● **TASK MATERIAL**:
========

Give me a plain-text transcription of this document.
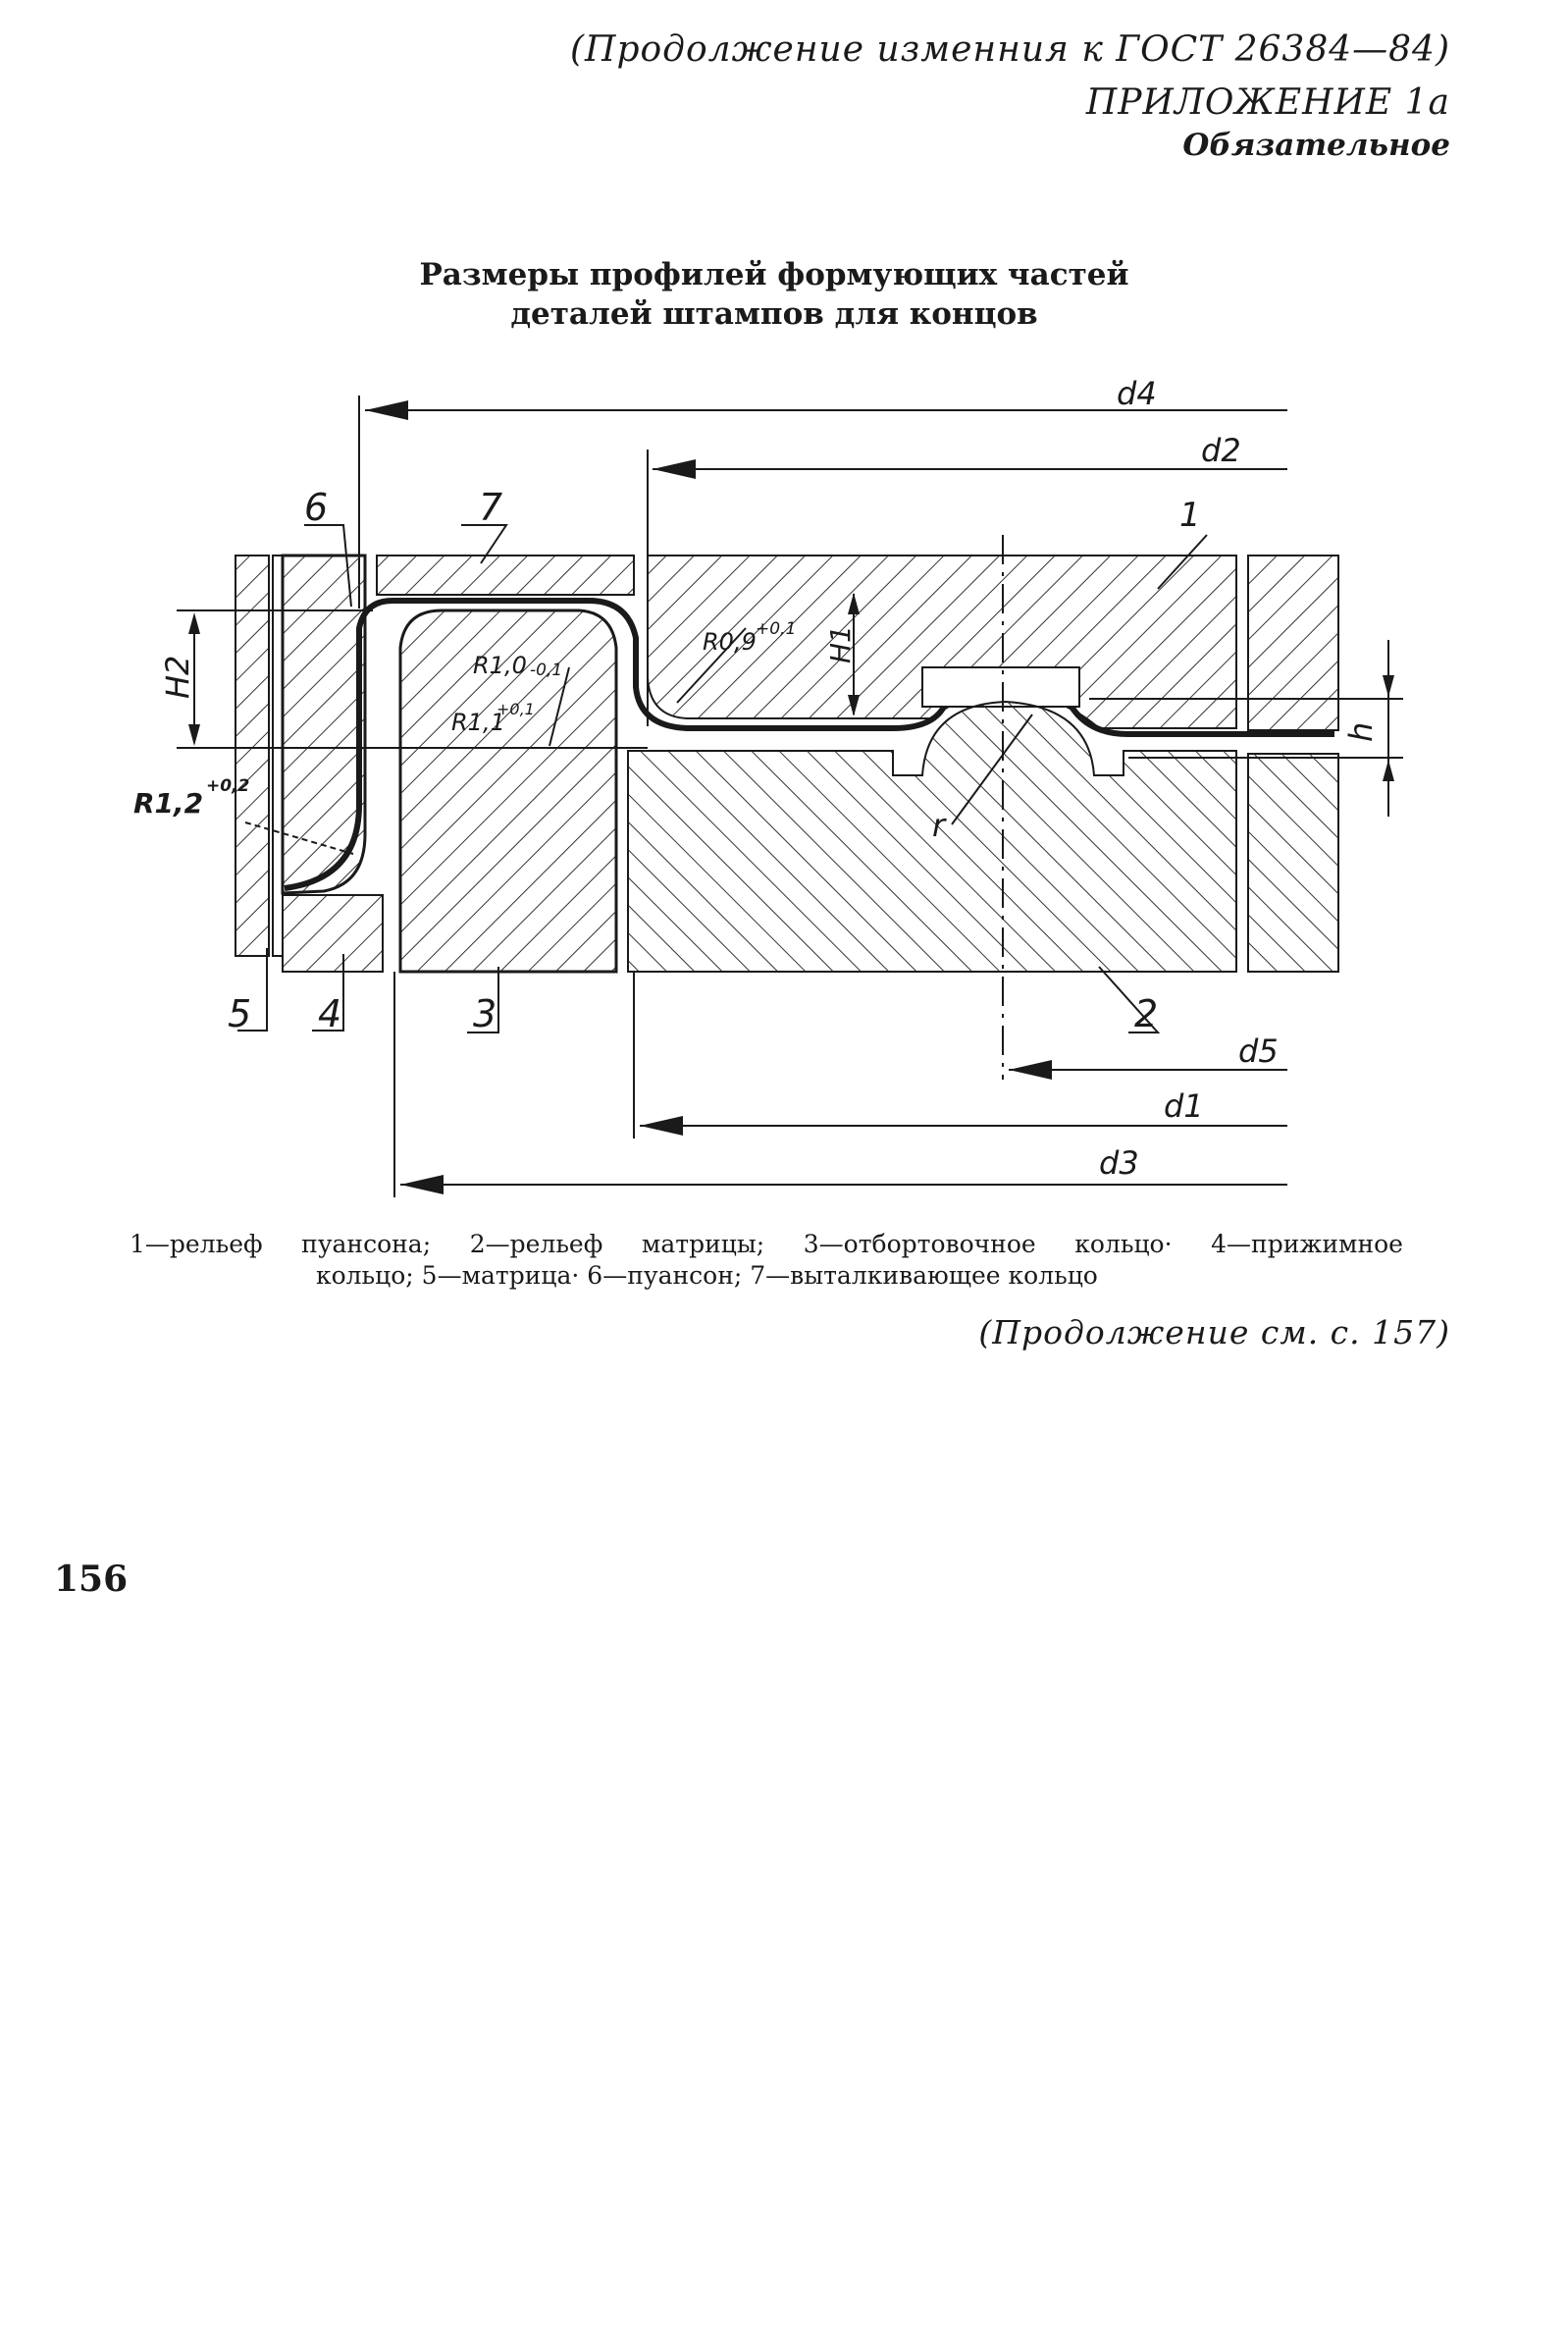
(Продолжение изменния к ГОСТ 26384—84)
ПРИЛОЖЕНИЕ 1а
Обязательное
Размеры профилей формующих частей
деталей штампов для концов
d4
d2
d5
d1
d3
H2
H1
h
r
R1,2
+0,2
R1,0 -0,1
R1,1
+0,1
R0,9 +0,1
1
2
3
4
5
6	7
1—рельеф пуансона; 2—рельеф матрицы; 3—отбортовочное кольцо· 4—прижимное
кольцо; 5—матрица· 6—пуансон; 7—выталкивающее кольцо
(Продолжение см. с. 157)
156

========

● **TASK**: Copy every entry word for word, but omit the pictures.

● **EXERCISE RESPONSE**:
Give me a plain-text transcription of this document.
(Продолжение изменния к ГОСТ 26384—84)
ПРИЛОЖЕНИЕ 1а
Обязательное
Размеры профилей формующих частей
деталей штампов для концов
d4
d2
d5
d1
d3
H2
H1
h
r
R1,2
+0,2
R1,0 -0,1
R1,1
+0,1
R0,9 +0,1
1
2
3
4
5
6	7
1—рельеф пуансона; 2—рельеф матрицы; 3—отбортовочное кольцо· 4—прижимное
кольцо; 5—матрица· 6—пуансон; 7—выталкивающее кольцо
(Продолжение см. с. 157)
156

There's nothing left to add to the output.